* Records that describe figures
■ ■ ■ ■ ■ ■ ■

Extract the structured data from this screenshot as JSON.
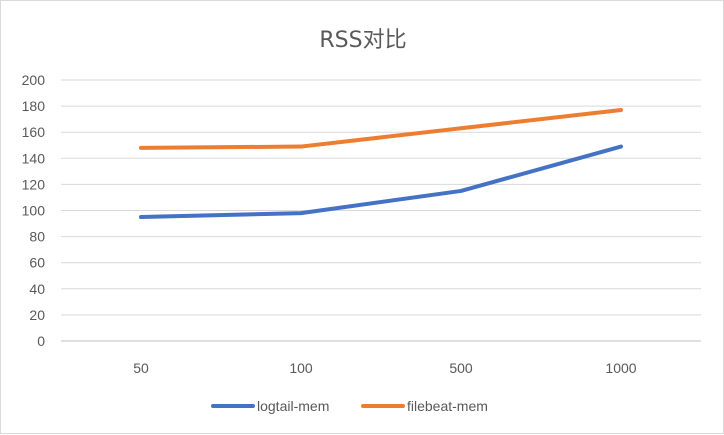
{
  "chart_data": {
    "type": "line",
    "title": "RSS对比",
    "xlabel": "",
    "ylabel": "",
    "categories": [
      "50",
      "100",
      "500",
      "1000"
    ],
    "ylim": [
      0,
      200
    ],
    "yticks": [
      0,
      20,
      40,
      60,
      80,
      100,
      120,
      140,
      160,
      180,
      200
    ],
    "grid": true,
    "legend_position": "bottom",
    "series": [
      {
        "name": "logtail-mem",
        "color": "#4472c4",
        "values": [
          95,
          98,
          115,
          149
        ]
      },
      {
        "name": "filebeat-mem",
        "color": "#ed7d31",
        "values": [
          148,
          149,
          163,
          177
        ]
      }
    ]
  }
}
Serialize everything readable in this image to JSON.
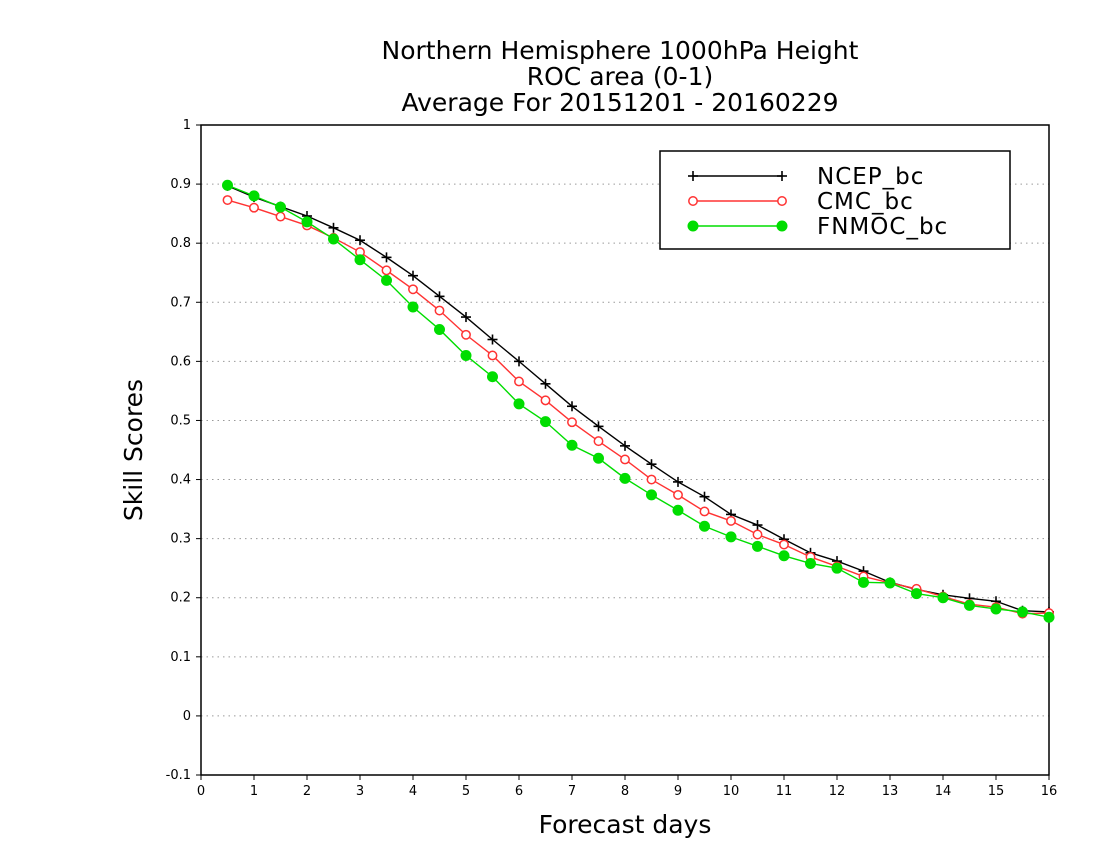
{
  "chart_data": {
    "type": "line",
    "title": [
      "Northern Hemisphere 1000hPa Height",
      "ROC area (0-1)",
      "Average For 20151201 - 20160229"
    ],
    "xlabel": "Forecast days",
    "ylabel": "Skill Scores",
    "xlim": [
      0,
      16
    ],
    "ylim": [
      -0.1,
      1
    ],
    "xticks": [
      0,
      1,
      2,
      3,
      4,
      5,
      6,
      7,
      8,
      9,
      10,
      11,
      12,
      13,
      14,
      15,
      16
    ],
    "yticks": [
      -0.1,
      0,
      0.1,
      0.2,
      0.3,
      0.4,
      0.5,
      0.6,
      0.7,
      0.8,
      0.9,
      1
    ],
    "ytick_labels": [
      "-0.1",
      "0",
      "0.1",
      "0.2",
      "0.3",
      "0.4",
      "0.5",
      "0.6",
      "0.7",
      "0.8",
      "0.9",
      "1"
    ],
    "grid": "horizontal dotted",
    "legend_position": "top-right",
    "x": [
      0.5,
      1,
      1.5,
      2,
      2.5,
      3,
      3.5,
      4,
      4.5,
      5,
      5.5,
      6,
      6.5,
      7,
      7.5,
      8,
      8.5,
      9,
      9.5,
      10,
      10.5,
      11,
      11.5,
      12,
      12.5,
      13,
      13.5,
      14,
      14.5,
      15,
      15.5,
      16
    ],
    "series": [
      {
        "name": "NCEP_bc",
        "color": "#000000",
        "marker": "plus",
        "values": [
          0.897,
          0.878,
          0.862,
          0.846,
          0.826,
          0.805,
          0.776,
          0.745,
          0.71,
          0.675,
          0.637,
          0.6,
          0.562,
          0.524,
          0.49,
          0.457,
          0.426,
          0.396,
          0.371,
          0.341,
          0.323,
          0.299,
          0.276,
          0.262,
          0.245,
          0.226,
          0.214,
          0.205,
          0.199,
          0.194,
          0.178,
          0.176
        ]
      },
      {
        "name": "CMC_bc",
        "color": "#ff3333",
        "marker": "open-circle",
        "values": [
          0.873,
          0.86,
          0.845,
          0.83,
          0.809,
          0.785,
          0.754,
          0.722,
          0.686,
          0.645,
          0.61,
          0.566,
          0.534,
          0.497,
          0.465,
          0.434,
          0.4,
          0.374,
          0.346,
          0.33,
          0.307,
          0.29,
          0.269,
          0.253,
          0.236,
          0.225,
          0.215,
          0.202,
          0.189,
          0.184,
          0.173,
          0.174
        ]
      },
      {
        "name": "FNMOC_bc",
        "color": "#00dd00",
        "marker": "filled-circle",
        "values": [
          0.898,
          0.88,
          0.861,
          0.836,
          0.807,
          0.772,
          0.737,
          0.692,
          0.654,
          0.61,
          0.574,
          0.528,
          0.498,
          0.458,
          0.436,
          0.402,
          0.374,
          0.348,
          0.321,
          0.303,
          0.287,
          0.271,
          0.258,
          0.25,
          0.226,
          0.225,
          0.207,
          0.2,
          0.187,
          0.181,
          0.176,
          0.167
        ]
      }
    ]
  }
}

■ ■ ■ ■ ■ ■ ■

* THE TASK
Leave out the pictures and return every record word for word.

* SOLUTION FOR THIS PROBLEM
Extract the structured data from this screenshot as JSON.
{
  "chart_data": {
    "type": "line",
    "title": "RSS对比",
    "xlabel": "",
    "ylabel": "",
    "categories": [
      "50",
      "100",
      "500",
      "1000"
    ],
    "ylim": [
      0,
      200
    ],
    "yticks": [
      0,
      20,
      40,
      60,
      80,
      100,
      120,
      140,
      160,
      180,
      200
    ],
    "grid": true,
    "legend_position": "bottom",
    "series": [
      {
        "name": "logtail-mem",
        "color": "#4472c4",
        "values": [
          95,
          98,
          115,
          149
        ]
      },
      {
        "name": "filebeat-mem",
        "color": "#ed7d31",
        "values": [
          148,
          149,
          163,
          177
        ]
      }
    ]
  }
}
Serialize everything readable in this image to JSON.
{
  "chart_data": {
    "type": "line",
    "title": [
      "Northern Hemisphere 1000hPa Height",
      "ROC area (0-1)",
      "Average For 20151201 - 20160229"
    ],
    "xlabel": "Forecast days",
    "ylabel": "Skill Scores",
    "xlim": [
      0,
      16
    ],
    "ylim": [
      -0.1,
      1
    ],
    "xticks": [
      0,
      1,
      2,
      3,
      4,
      5,
      6,
      7,
      8,
      9,
      10,
      11,
      12,
      13,
      14,
      15,
      16
    ],
    "yticks": [
      -0.1,
      0,
      0.1,
      0.2,
      0.3,
      0.4,
      0.5,
      0.6,
      0.7,
      0.8,
      0.9,
      1
    ],
    "ytick_labels": [
      "-0.1",
      "0",
      "0.1",
      "0.2",
      "0.3",
      "0.4",
      "0.5",
      "0.6",
      "0.7",
      "0.8",
      "0.9",
      "1"
    ],
    "grid": "horizontal dotted",
    "legend_position": "top-right",
    "x": [
      0.5,
      1,
      1.5,
      2,
      2.5,
      3,
      3.5,
      4,
      4.5,
      5,
      5.5,
      6,
      6.5,
      7,
      7.5,
      8,
      8.5,
      9,
      9.5,
      10,
      10.5,
      11,
      11.5,
      12,
      12.5,
      13,
      13.5,
      14,
      14.5,
      15,
      15.5,
      16
    ],
    "series": [
      {
        "name": "NCEP_bc",
        "color": "#000000",
        "marker": "plus",
        "values": [
          0.897,
          0.878,
          0.862,
          0.846,
          0.826,
          0.805,
          0.776,
          0.745,
          0.71,
          0.675,
          0.637,
          0.6,
          0.562,
          0.524,
          0.49,
          0.457,
          0.426,
          0.396,
          0.371,
          0.341,
          0.323,
          0.299,
          0.276,
          0.262,
          0.245,
          0.226,
          0.214,
          0.205,
          0.199,
          0.194,
          0.178,
          0.176
        ]
      },
      {
        "name": "CMC_bc",
        "color": "#ff3333",
        "marker": "open-circle",
        "values": [
          0.873,
          0.86,
          0.845,
          0.83,
          0.809,
          0.785,
          0.754,
          0.722,
          0.686,
          0.645,
          0.61,
          0.566,
          0.534,
          0.497,
          0.465,
          0.434,
          0.4,
          0.374,
          0.346,
          0.33,
          0.307,
          0.29,
          0.269,
          0.253,
          0.236,
          0.225,
          0.215,
          0.202,
          0.189,
          0.184,
          0.173,
          0.174
        ]
      },
      {
        "name": "FNMOC_bc",
        "color": "#00dd00",
        "marker": "filled-circle",
        "values": [
          0.898,
          0.88,
          0.861,
          0.836,
          0.807,
          0.772,
          0.737,
          0.692,
          0.654,
          0.61,
          0.574,
          0.528,
          0.498,
          0.458,
          0.436,
          0.402,
          0.374,
          0.348,
          0.321,
          0.303,
          0.287,
          0.271,
          0.258,
          0.25,
          0.226,
          0.225,
          0.207,
          0.2,
          0.187,
          0.181,
          0.176,
          0.167
        ]
      }
    ]
  }
}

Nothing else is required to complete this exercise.